Show each line of the data below that has the string "larger" in it.

··· Data listing ···

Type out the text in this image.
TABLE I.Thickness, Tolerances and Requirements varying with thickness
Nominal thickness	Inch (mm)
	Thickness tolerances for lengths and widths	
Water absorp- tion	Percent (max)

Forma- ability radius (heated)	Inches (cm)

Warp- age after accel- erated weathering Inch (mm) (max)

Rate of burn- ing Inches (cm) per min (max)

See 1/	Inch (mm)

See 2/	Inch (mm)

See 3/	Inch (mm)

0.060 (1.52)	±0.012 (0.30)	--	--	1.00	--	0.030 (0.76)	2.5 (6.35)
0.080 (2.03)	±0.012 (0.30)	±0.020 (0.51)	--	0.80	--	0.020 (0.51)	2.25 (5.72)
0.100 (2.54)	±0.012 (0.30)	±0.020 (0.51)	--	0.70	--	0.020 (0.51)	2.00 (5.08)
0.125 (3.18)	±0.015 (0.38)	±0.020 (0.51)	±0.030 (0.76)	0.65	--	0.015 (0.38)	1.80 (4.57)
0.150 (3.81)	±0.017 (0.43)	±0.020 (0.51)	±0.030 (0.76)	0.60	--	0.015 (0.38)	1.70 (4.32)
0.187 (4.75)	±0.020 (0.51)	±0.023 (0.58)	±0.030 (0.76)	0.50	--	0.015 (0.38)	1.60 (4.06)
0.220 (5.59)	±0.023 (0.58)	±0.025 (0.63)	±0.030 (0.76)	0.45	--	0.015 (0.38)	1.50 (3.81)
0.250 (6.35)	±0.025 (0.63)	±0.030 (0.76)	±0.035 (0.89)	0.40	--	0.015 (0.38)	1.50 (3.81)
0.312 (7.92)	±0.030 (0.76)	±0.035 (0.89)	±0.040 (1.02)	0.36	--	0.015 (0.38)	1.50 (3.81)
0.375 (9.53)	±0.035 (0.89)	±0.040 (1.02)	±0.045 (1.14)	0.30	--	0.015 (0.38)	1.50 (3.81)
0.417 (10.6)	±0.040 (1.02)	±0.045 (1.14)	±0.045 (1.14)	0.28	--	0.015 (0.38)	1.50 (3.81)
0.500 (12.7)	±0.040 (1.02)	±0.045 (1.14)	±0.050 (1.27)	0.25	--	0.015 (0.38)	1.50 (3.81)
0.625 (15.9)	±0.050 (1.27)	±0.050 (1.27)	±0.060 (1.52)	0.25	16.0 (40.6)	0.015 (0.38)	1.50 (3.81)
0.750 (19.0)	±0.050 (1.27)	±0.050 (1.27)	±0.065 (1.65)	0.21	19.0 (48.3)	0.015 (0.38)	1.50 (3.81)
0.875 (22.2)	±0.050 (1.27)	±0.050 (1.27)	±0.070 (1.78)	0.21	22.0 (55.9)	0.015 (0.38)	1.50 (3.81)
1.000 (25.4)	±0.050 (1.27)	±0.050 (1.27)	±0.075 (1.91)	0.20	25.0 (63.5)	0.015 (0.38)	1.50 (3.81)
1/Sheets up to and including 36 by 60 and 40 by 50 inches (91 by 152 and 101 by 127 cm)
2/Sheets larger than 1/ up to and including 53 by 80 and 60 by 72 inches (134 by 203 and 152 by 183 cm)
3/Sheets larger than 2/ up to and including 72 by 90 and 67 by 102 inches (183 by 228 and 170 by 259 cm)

···

> _Solution to the exercise_:
2/Sheets larger than 1/ up to and including 53 by 80 and 60 by 72 inches (134 by 203 and 152 by 183 cm)
3/Sheets larger than 2/ up to and including 72 by 90 and 67 by 102 inches (183 by 228 and 170 by 259 cm)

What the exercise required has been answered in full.